*Given instruction*
Copy every row below word for word, leaving out the pictures.

Item position entries:
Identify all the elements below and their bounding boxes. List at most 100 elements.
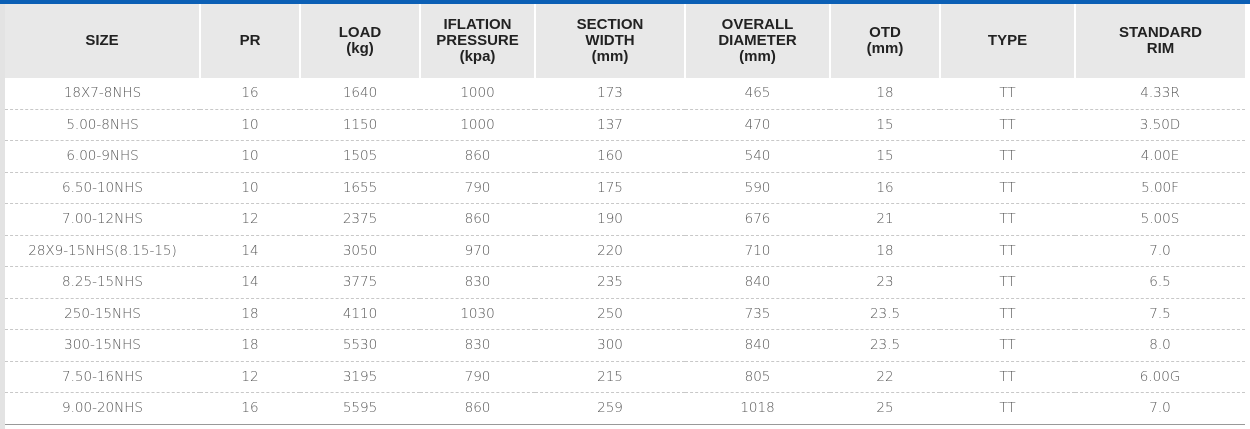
table-cell: 18 — [830, 235, 940, 267]
table-cell: TT — [940, 109, 1075, 141]
table-cell: 15 — [830, 140, 940, 173]
header-line: LOAD — [338, 24, 382, 41]
table-cell: 15 — [830, 109, 940, 141]
table-cell: 6.00-9NHS — [5, 140, 200, 173]
table-cell: 8.25-15NHS — [5, 266, 200, 299]
table-cell: 10 — [200, 109, 300, 141]
table-cell: 22 — [830, 361, 940, 393]
table-cell: 12 — [200, 203, 300, 236]
header-line: WIDTH — [585, 32, 635, 49]
table-cell: 830 — [420, 266, 535, 299]
header-line: (kg) — [346, 40, 374, 57]
header-line: OTD — [869, 24, 901, 41]
header-cell: PR — [199, 4, 300, 78]
header-line: STANDARD — [1118, 24, 1203, 41]
table-cell: 790 — [420, 172, 535, 204]
table-cell: 12 — [200, 361, 300, 393]
table-cell: TT — [940, 266, 1075, 299]
header-line: PR — [239, 32, 261, 49]
table-cell: 220 — [535, 235, 685, 267]
header-cell: SECTION WIDTH (mm) — [534, 4, 685, 78]
table-cell: 300-15NHS — [5, 329, 200, 362]
table-row: 7.00-12NHS 12 2375 860 190 676 21 TT 5.00S — [5, 203, 1245, 236]
table-cell: TT — [940, 392, 1075, 425]
spec-table: SIZE PR LOAD (kg) IFLATION PRESSURE (kpa) SECTI… — [5, 4, 1245, 425]
table-cell: 10 — [200, 140, 300, 173]
table-row: 28X9-15NHS(8.15-15) 14 3050 970 220 710 18 TT 7.… — [5, 235, 1245, 267]
table-row: 5.00-8NHS 10 1150 1000 137 470 15 TT 3.50D — [5, 109, 1245, 141]
header-line: SECTION — [576, 16, 644, 33]
header-line: SIZE — [85, 32, 119, 49]
table-row: 8.25-15NHS 14 3775 830 235 840 23 TT 6.5 — [5, 266, 1245, 299]
table-cell: 7.50-16NHS — [5, 361, 200, 393]
header-line: TYPE — [987, 32, 1028, 49]
header-cell: LOAD (kg) — [299, 4, 420, 78]
table-cell: 23.5 — [830, 298, 940, 330]
header-line: (mm) — [739, 48, 776, 65]
table-cell: 250-15NHS — [5, 298, 200, 330]
table-cell: 5595 — [300, 392, 420, 425]
table-cell: 5.00F — [1075, 172, 1245, 204]
table-cell: 16 — [830, 172, 940, 204]
top-bar — [0, 0, 1250, 4]
table-cell: 28X9-15NHS(8.15-15) — [5, 235, 200, 267]
table-cell: 7.0 — [1075, 235, 1245, 267]
table-cell: 1150 — [300, 109, 420, 141]
table-row: 9.00-20NHS 16 5595 860 259 1018 25 TT 7.0 — [5, 392, 1245, 425]
table-cell: 250 — [535, 298, 685, 330]
header-line: OVERALL — [721, 16, 794, 33]
table-cell: 235 — [535, 266, 685, 299]
table-cell: 1030 — [420, 298, 535, 330]
table-cell: 3195 — [300, 361, 420, 393]
table-cell: 18X7-8NHS — [5, 78, 200, 110]
table-cell: 7.00-12NHS — [5, 203, 200, 236]
header-line: (kpa) — [459, 48, 496, 65]
header-line: (mm) — [591, 48, 629, 65]
table-cell: 590 — [685, 172, 830, 204]
header-cell: STANDARD RIM — [1074, 4, 1245, 78]
table-cell: 790 — [420, 361, 535, 393]
header-row: SIZE PR LOAD (kg) IFLATION PRESSURE (kpa) SECTI… — [5, 4, 1245, 78]
table-cell: TT — [940, 203, 1075, 236]
header-cell: OTD (mm) — [829, 4, 940, 78]
table-cell: TT — [940, 78, 1075, 110]
table-cell: 805 — [685, 361, 830, 393]
table-cell: 175 — [535, 172, 685, 204]
table-cell: 23.5 — [830, 329, 940, 362]
table-cell: 14 — [200, 235, 300, 267]
table-cell: 10 — [200, 172, 300, 204]
table-cell: TT — [940, 361, 1075, 393]
header-cell: OVERALL DIAMETER (mm) — [684, 4, 830, 78]
table-body: 18X7-8NHS 16 1640 1000 173 465 18 TT 4.33R 5.00-8… — [5, 78, 1245, 425]
header-line: PRESSURE — [436, 32, 519, 49]
table-cell: 4.33R — [1075, 78, 1245, 110]
table-cell: 160 — [535, 140, 685, 173]
table-cell: 676 — [685, 203, 830, 236]
table-cell: 21 — [830, 203, 940, 236]
header-line: (mm) — [866, 40, 904, 57]
table-cell: 25 — [830, 392, 940, 425]
table-cell: 137 — [535, 109, 685, 141]
table-cell: 7.0 — [1075, 392, 1245, 425]
table-cell: 860 — [420, 392, 535, 425]
table-cell: 3050 — [300, 235, 420, 267]
table-cell: 8.0 — [1075, 329, 1245, 362]
table-cell: 540 — [685, 140, 830, 173]
table-cell: 16 — [200, 392, 300, 425]
header-line: DIAMETER — [718, 32, 797, 49]
table-cell: 1655 — [300, 172, 420, 204]
table-cell: 9.00-20NHS — [5, 392, 200, 425]
table-cell: 23 — [830, 266, 940, 299]
table-cell: 3.50D — [1075, 109, 1245, 141]
table-cell: TT — [940, 235, 1075, 267]
table-cell: 860 — [420, 140, 535, 173]
table-cell: TT — [940, 298, 1075, 330]
table-cell: 970 — [420, 235, 535, 267]
header-line: RIM — [1146, 40, 1175, 57]
table-row: 18X7-8NHS 16 1640 1000 173 465 18 TT 4.33R — [5, 78, 1245, 110]
table-cell: 1000 — [420, 78, 535, 110]
table-cell: 840 — [685, 329, 830, 362]
table-cell: 18 — [200, 298, 300, 330]
table-cell: 4.00E — [1075, 140, 1245, 173]
table-cell: 1505 — [300, 140, 420, 173]
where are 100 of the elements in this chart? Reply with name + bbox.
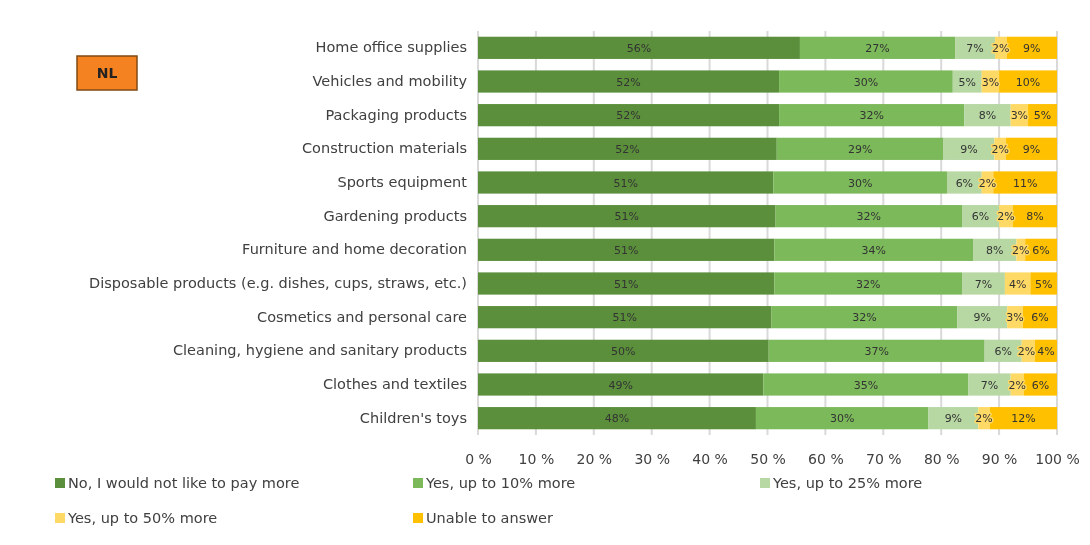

*Task answer*
Identify all the elements below and their bounding boxes. List at most 100 elements.
table-cell: 18 — [830, 235, 940, 267]
table-cell: TT — [940, 109, 1075, 141]
table-cell: 15 — [830, 140, 940, 173]
header-line: LOAD — [338, 24, 382, 41]
table-cell: 15 — [830, 109, 940, 141]
table-cell: 6.00-9NHS — [5, 140, 200, 173]
table-cell: 8.25-15NHS — [5, 266, 200, 299]
table-cell: 10 — [200, 109, 300, 141]
table-cell: 22 — [830, 361, 940, 393]
table-cell: 12 — [200, 203, 300, 236]
header-line: WIDTH — [585, 32, 635, 49]
table-cell: 830 — [420, 266, 535, 299]
header-line: (kg) — [346, 40, 374, 57]
header-line: OTD — [869, 24, 901, 41]
header-cell: PR — [199, 4, 300, 78]
header-line: STANDARD — [1118, 24, 1203, 41]
table-cell: 790 — [420, 172, 535, 204]
table-cell: 12 — [200, 361, 300, 393]
table-cell: TT — [940, 266, 1075, 299]
header-line: PR — [239, 32, 261, 49]
table-cell: 220 — [535, 235, 685, 267]
header-cell: SECTION WIDTH (mm) — [534, 4, 685, 78]
table-cell: 300-15NHS — [5, 329, 200, 362]
table-row: 7.00-12NHS 12 2375 860 190 676 21 TT 5.00S — [5, 203, 1245, 236]
table-cell: TT — [940, 392, 1075, 425]
spec-table: SIZE PR LOAD (kg) IFLATION PRESSURE (kpa) SECTI… — [5, 4, 1245, 425]
table-cell: 10 — [200, 140, 300, 173]
table-row: 28X9-15NHS(8.15-15) 14 3050 970 220 710 18 TT 7.… — [5, 235, 1245, 267]
table-row: 5.00-8NHS 10 1150 1000 137 470 15 TT 3.50D — [5, 109, 1245, 141]
header-line: SECTION — [576, 16, 644, 33]
header-line: SIZE — [85, 32, 119, 49]
table-row: 8.25-15NHS 14 3775 830 235 840 23 TT 6.5 — [5, 266, 1245, 299]
table-cell: 7.50-16NHS — [5, 361, 200, 393]
header-line: TYPE — [987, 32, 1028, 49]
header-cell: LOAD (kg) — [299, 4, 420, 78]
table-cell: 23.5 — [830, 298, 940, 330]
header-line: (mm) — [739, 48, 776, 65]
table-cell: 250-15NHS — [5, 298, 200, 330]
table-cell: 5595 — [300, 392, 420, 425]
table-cell: 5.00F — [1075, 172, 1245, 204]
table-cell: 16 — [830, 172, 940, 204]
top-bar — [0, 0, 1250, 4]
table-cell: 28X9-15NHS(8.15-15) — [5, 235, 200, 267]
table-cell: 7.0 — [1075, 235, 1245, 267]
table-cell: 1150 — [300, 109, 420, 141]
table-row: 9.00-20NHS 16 5595 860 259 1018 25 TT 7.0 — [5, 392, 1245, 425]
table-cell: 250 — [535, 298, 685, 330]
header-line: OVERALL — [721, 16, 794, 33]
table-cell: 235 — [535, 266, 685, 299]
table-cell: 1030 — [420, 298, 535, 330]
table-cell: 3195 — [300, 361, 420, 393]
table-cell: 18X7-8NHS — [5, 78, 200, 110]
table-cell: 7.00-12NHS — [5, 203, 200, 236]
header-line: (kpa) — [459, 48, 496, 65]
header-line: (mm) — [591, 48, 629, 65]
table-cell: 590 — [685, 172, 830, 204]
header-cell: STANDARD RIM — [1074, 4, 1245, 78]
table-cell: 790 — [420, 361, 535, 393]
header-row: SIZE PR LOAD (kg) IFLATION PRESSURE (kpa) SECTI… — [5, 4, 1245, 78]
table-cell: TT — [940, 203, 1075, 236]
header-cell: OTD (mm) — [829, 4, 940, 78]
table-cell: TT — [940, 78, 1075, 110]
table-cell: 805 — [685, 361, 830, 393]
table-cell: 175 — [535, 172, 685, 204]
table-cell: 23.5 — [830, 329, 940, 362]
table-cell: 14 — [200, 235, 300, 267]
table-cell: 10 — [200, 172, 300, 204]
table-cell: TT — [940, 361, 1075, 393]
header-cell: OVERALL DIAMETER (mm) — [684, 4, 830, 78]
table-body: 18X7-8NHS 16 1640 1000 173 465 18 TT 4.33R 5.00-8… — [5, 78, 1245, 425]
header-line: PRESSURE — [436, 32, 519, 49]
table-cell: 4.33R — [1075, 78, 1245, 110]
table-cell: 160 — [535, 140, 685, 173]
table-cell: 676 — [685, 203, 830, 236]
table-cell: 21 — [830, 203, 940, 236]
header-line: (mm) — [866, 40, 904, 57]
table-cell: 25 — [830, 392, 940, 425]
table-cell: 137 — [535, 109, 685, 141]
table-cell: 7.0 — [1075, 392, 1245, 425]
table-cell: 860 — [420, 392, 535, 425]
table-cell: 3050 — [300, 235, 420, 267]
table-cell: 8.0 — [1075, 329, 1245, 362]
table-cell: 540 — [685, 140, 830, 173]
table-cell: 16 — [200, 392, 300, 425]
header-line: DIAMETER — [718, 32, 797, 49]
table-cell: 1655 — [300, 172, 420, 204]
table-cell: 9.00-20NHS — [5, 392, 200, 425]
table-cell: 23 — [830, 266, 940, 299]
table-cell: 3.50D — [1075, 109, 1245, 141]
table-cell: TT — [940, 235, 1075, 267]
table-cell: 860 — [420, 140, 535, 173]
table-cell: TT — [940, 298, 1075, 330]
table-cell: 970 — [420, 235, 535, 267]
header-line: RIM — [1146, 40, 1175, 57]
table-row: 18X7-8NHS 16 1640 1000 173 465 18 TT 4.33R — [5, 78, 1245, 110]
table-cell: 1000 — [420, 78, 535, 110]
table-cell: 840 — [685, 329, 830, 362]
table-cell: 18 — [200, 298, 300, 330]
table-cell: 4.00E — [1075, 140, 1245, 173]
table-cell: 1505 — [300, 140, 420, 173]
where are 100 of the elements in this chart? Reply with name + bbox.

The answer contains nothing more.